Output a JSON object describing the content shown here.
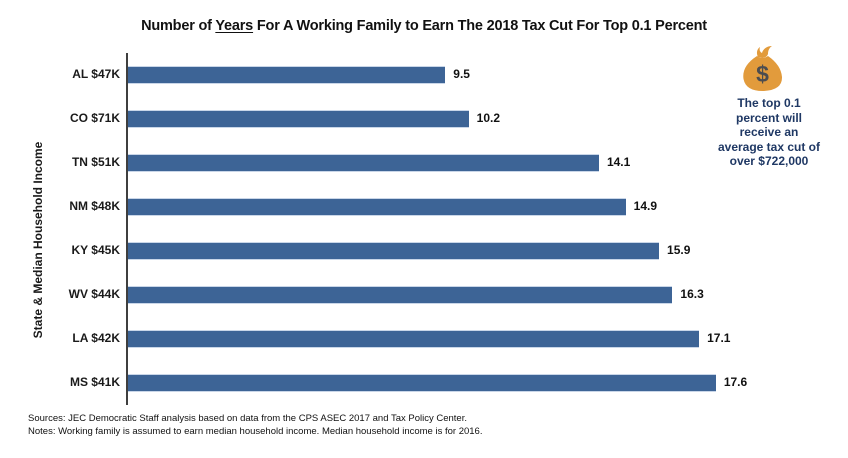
{
  "title": {
    "prefix": "Number of ",
    "underlined_word": "Years",
    "suffix": " For A Working Family to Earn The 2018 Tax Cut For Top 0.1 Percent"
  },
  "chart_data": {
    "type": "bar",
    "orientation": "horizontal",
    "title": "Number of Years For A Working Family to Earn The 2018 Tax Cut For Top 0.1 Percent",
    "categories": [
      "AL $47K",
      "CO $71K",
      "TN $51K",
      "NM $48K",
      "KY $45K",
      "WV $44K",
      "LA $42K",
      "MS $41K"
    ],
    "values": [
      9.5,
      10.2,
      14.1,
      14.9,
      15.9,
      16.3,
      17.1,
      17.6
    ],
    "value_labels": [
      "9.5",
      "10.2",
      "14.1",
      "14.9",
      "15.9",
      "16.3",
      "17.1",
      "17.6"
    ],
    "xlabel": "",
    "ylabel": "State & Median Household Income",
    "xlim": [
      0,
      18
    ],
    "grid": false,
    "legend": false,
    "bar_color": "#3d6496"
  },
  "annotation": {
    "icon": "money-bag-icon",
    "icon_body_color": "#e29b3c",
    "icon_symbol": "$",
    "icon_symbol_color": "#4d4d4f",
    "text": "The top 0.1\npercent will\nreceive an\naverage tax cut of\nover $722,000",
    "text_color": "#1f3864"
  },
  "footnotes": {
    "sources": "Sources: JEC Democratic Staff analysis based on data from the CPS ASEC 2017 and Tax Policy Center.",
    "notes": "Notes: Working family is assumed to earn median household income. Median household income is for 2016."
  }
}
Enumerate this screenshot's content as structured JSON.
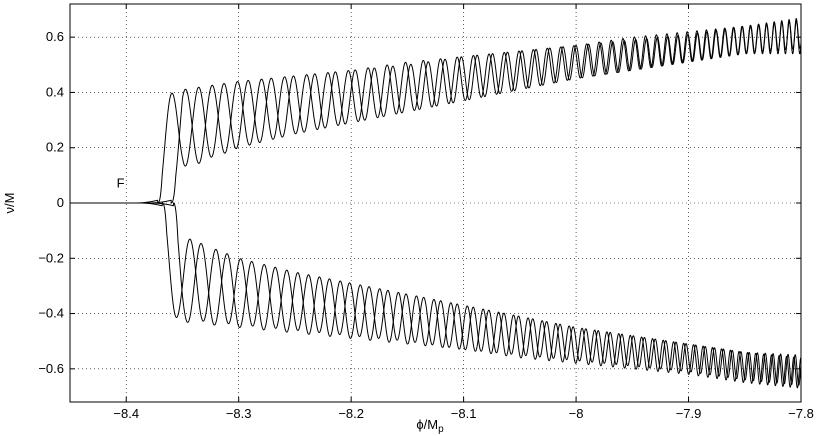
{
  "chart_data": {
    "type": "line",
    "title": "",
    "xlabel": "ϕ/M",
    "xlabel_sub": "p",
    "ylabel": "ν/M",
    "xlim": [
      -8.45,
      -7.8
    ],
    "ylim": [
      -0.72,
      0.72
    ],
    "xticks": [
      -8.4,
      -8.3,
      -8.2,
      -8.1,
      -8,
      -7.9,
      -7.8
    ],
    "xtick_labels": [
      "−8.4",
      "−8.3",
      "−8.2",
      "−8.1",
      "−8",
      "−7.9",
      "−7.8"
    ],
    "yticks": [
      0.6,
      0.4,
      0.2,
      0,
      -0.2,
      -0.4,
      -0.6
    ],
    "ytick_labels": [
      "0.6",
      "0.4",
      "0.2",
      "0",
      "−0.2",
      "−0.4",
      "−0.6"
    ],
    "grid": true,
    "grid_style": "dotted",
    "line_color": "#000000",
    "annotations": [
      {
        "text": "F",
        "x": -8.405,
        "y": 0.07
      }
    ],
    "series": [
      {
        "branch": "upper",
        "onset": -8.372,
        "envelope_x": [
          -8.372,
          -8.35,
          -8.3,
          -8.25,
          -8.2,
          -8.15,
          -8.1,
          -8.05,
          -8.0,
          -7.95,
          -7.9,
          -7.85,
          -7.8
        ],
        "envelope_max": [
          0.38,
          0.41,
          0.44,
          0.46,
          0.48,
          0.5,
          0.53,
          0.55,
          0.57,
          0.59,
          0.61,
          0.64,
          0.66
        ],
        "envelope_min": [
          0.0,
          0.13,
          0.2,
          0.25,
          0.29,
          0.33,
          0.37,
          0.41,
          0.45,
          0.48,
          0.51,
          0.54,
          0.56
        ]
      },
      {
        "branch": "upper",
        "onset": -8.36,
        "envelope_x": [
          -8.36,
          -8.35,
          -8.3,
          -8.25,
          -8.2,
          -8.15,
          -8.1,
          -8.05,
          -8.0,
          -7.95,
          -7.9,
          -7.85,
          -7.8
        ],
        "envelope_max": [
          0.18,
          0.41,
          0.44,
          0.46,
          0.48,
          0.51,
          0.53,
          0.55,
          0.57,
          0.6,
          0.62,
          0.64,
          0.67
        ],
        "envelope_min": [
          0.0,
          0.12,
          0.2,
          0.25,
          0.29,
          0.33,
          0.37,
          0.41,
          0.45,
          0.48,
          0.51,
          0.54,
          0.54
        ]
      },
      {
        "branch": "lower",
        "onset": -8.368,
        "envelope_x": [
          -8.368,
          -8.35,
          -8.3,
          -8.25,
          -8.2,
          -8.15,
          -8.1,
          -8.05,
          -8.0,
          -7.95,
          -7.9,
          -7.85,
          -7.8
        ],
        "envelope_max": [
          0.0,
          -0.12,
          -0.2,
          -0.25,
          -0.29,
          -0.33,
          -0.37,
          -0.41,
          -0.45,
          -0.48,
          -0.51,
          -0.54,
          -0.55
        ],
        "envelope_min": [
          -0.4,
          -0.42,
          -0.44,
          -0.46,
          -0.48,
          -0.5,
          -0.53,
          -0.55,
          -0.57,
          -0.59,
          -0.61,
          -0.64,
          -0.66
        ]
      },
      {
        "branch": "lower",
        "onset": -8.358,
        "envelope_x": [
          -8.358,
          -8.35,
          -8.3,
          -8.25,
          -8.2,
          -8.15,
          -8.1,
          -8.05,
          -8.0,
          -7.95,
          -7.9,
          -7.85,
          -7.8
        ],
        "envelope_max": [
          0.0,
          -0.12,
          -0.2,
          -0.25,
          -0.29,
          -0.33,
          -0.37,
          -0.41,
          -0.45,
          -0.48,
          -0.51,
          -0.54,
          -0.56
        ],
        "envelope_min": [
          -0.38,
          -0.43,
          -0.45,
          -0.47,
          -0.49,
          -0.51,
          -0.53,
          -0.56,
          -0.58,
          -0.6,
          -0.62,
          -0.65,
          -0.67
        ]
      }
    ]
  }
}
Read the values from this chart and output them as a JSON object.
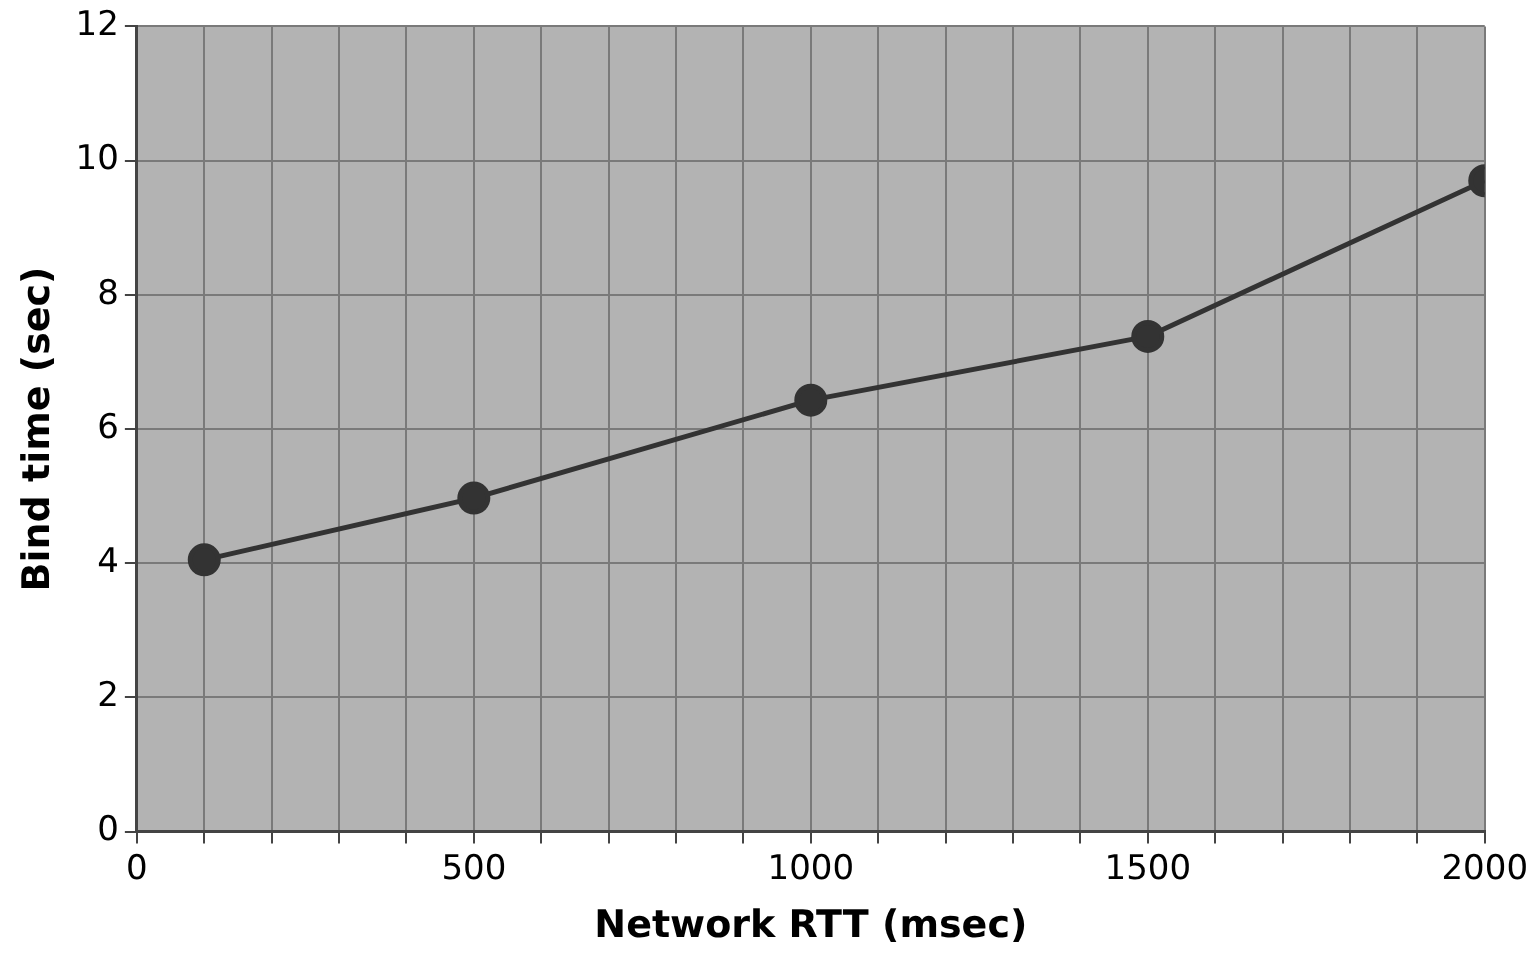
{
  "chart_data": {
    "type": "line",
    "xlabel": "Network RTT (msec)",
    "ylabel": "Bind time (sec)",
    "x": [
      100,
      500,
      1000,
      1500,
      2000
    ],
    "series": [
      {
        "color": "#333333",
        "values": [
          4.05,
          4.97,
          6.43,
          7.38,
          9.7
        ]
      }
    ],
    "xlim": [
      0,
      2000
    ],
    "xticks": [
      0,
      {
        "value": 100,
        "label": null
      },
      {
        "value": 200,
        "label": null
      },
      {
        "value": 300,
        "label": null
      },
      {
        "value": 400,
        "label": null
      },
      500,
      {
        "value": 600,
        "label": null
      },
      {
        "value": 700,
        "label": null
      },
      {
        "value": 800,
        "label": null
      },
      {
        "value": 900,
        "label": null
      },
      1000,
      {
        "value": 1100,
        "label": null
      },
      {
        "value": 1200,
        "label": null
      },
      {
        "value": 1300,
        "label": null
      },
      {
        "value": 1400,
        "label": null
      },
      1500,
      {
        "value": 1600,
        "label": null
      },
      {
        "value": 1700,
        "label": null
      },
      {
        "value": 1800,
        "label": null
      },
      {
        "value": 1900,
        "label": null
      },
      2000
    ],
    "ylim": [
      0,
      12
    ],
    "yticks": [
      0,
      2,
      4,
      6,
      8,
      10,
      12
    ],
    "grid": true,
    "legend": false,
    "marker": "circle",
    "line_style": "solid"
  }
}
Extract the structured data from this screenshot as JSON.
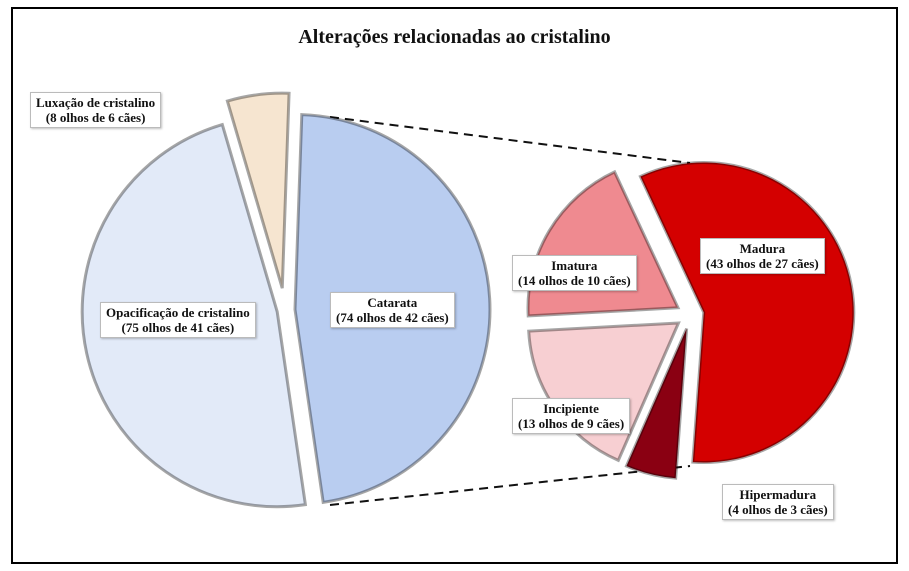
{
  "chart_data": [
    {
      "type": "pie",
      "title": "Alterações relacionadas ao cristalino",
      "categories": [
        "Catarata",
        "Opacificação de cristalino",
        "Luxação de cristalino"
      ],
      "values": [
        74,
        75,
        8
      ],
      "value_labels": [
        "(74 olhos de 42 cães)",
        "(75 olhos de 41 cães)",
        "(8 olhos de 6 cães)"
      ],
      "colors": [
        "#b9cdf0",
        "#e2eaf8",
        "#f6e5d0"
      ]
    },
    {
      "type": "pie",
      "categories": [
        "Madura",
        "Hipermadura",
        "Incipiente",
        "Imatura"
      ],
      "values": [
        43,
        4,
        13,
        14
      ],
      "value_labels": [
        "(43 olhos de 27 cães)",
        "(4 olhos de 3 cães)",
        "(13 olhos de 9 cães)",
        "(14 olhos de 10 cães)"
      ],
      "colors": [
        "#d40000",
        "#8a0012",
        "#f7cfd2",
        "#ef8a90"
      ]
    }
  ]
}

Instruction: Locate each line with the word "from" and copy it.

Answer to this problem:
    "sources": "Sources: JEC Democratic Staff analysis based on data from the CPS ASEC 2017 and Tax Policy Center.",
Read the values from this chart and output them as a JSON object.
Extract the structured data from this screenshot as JSON.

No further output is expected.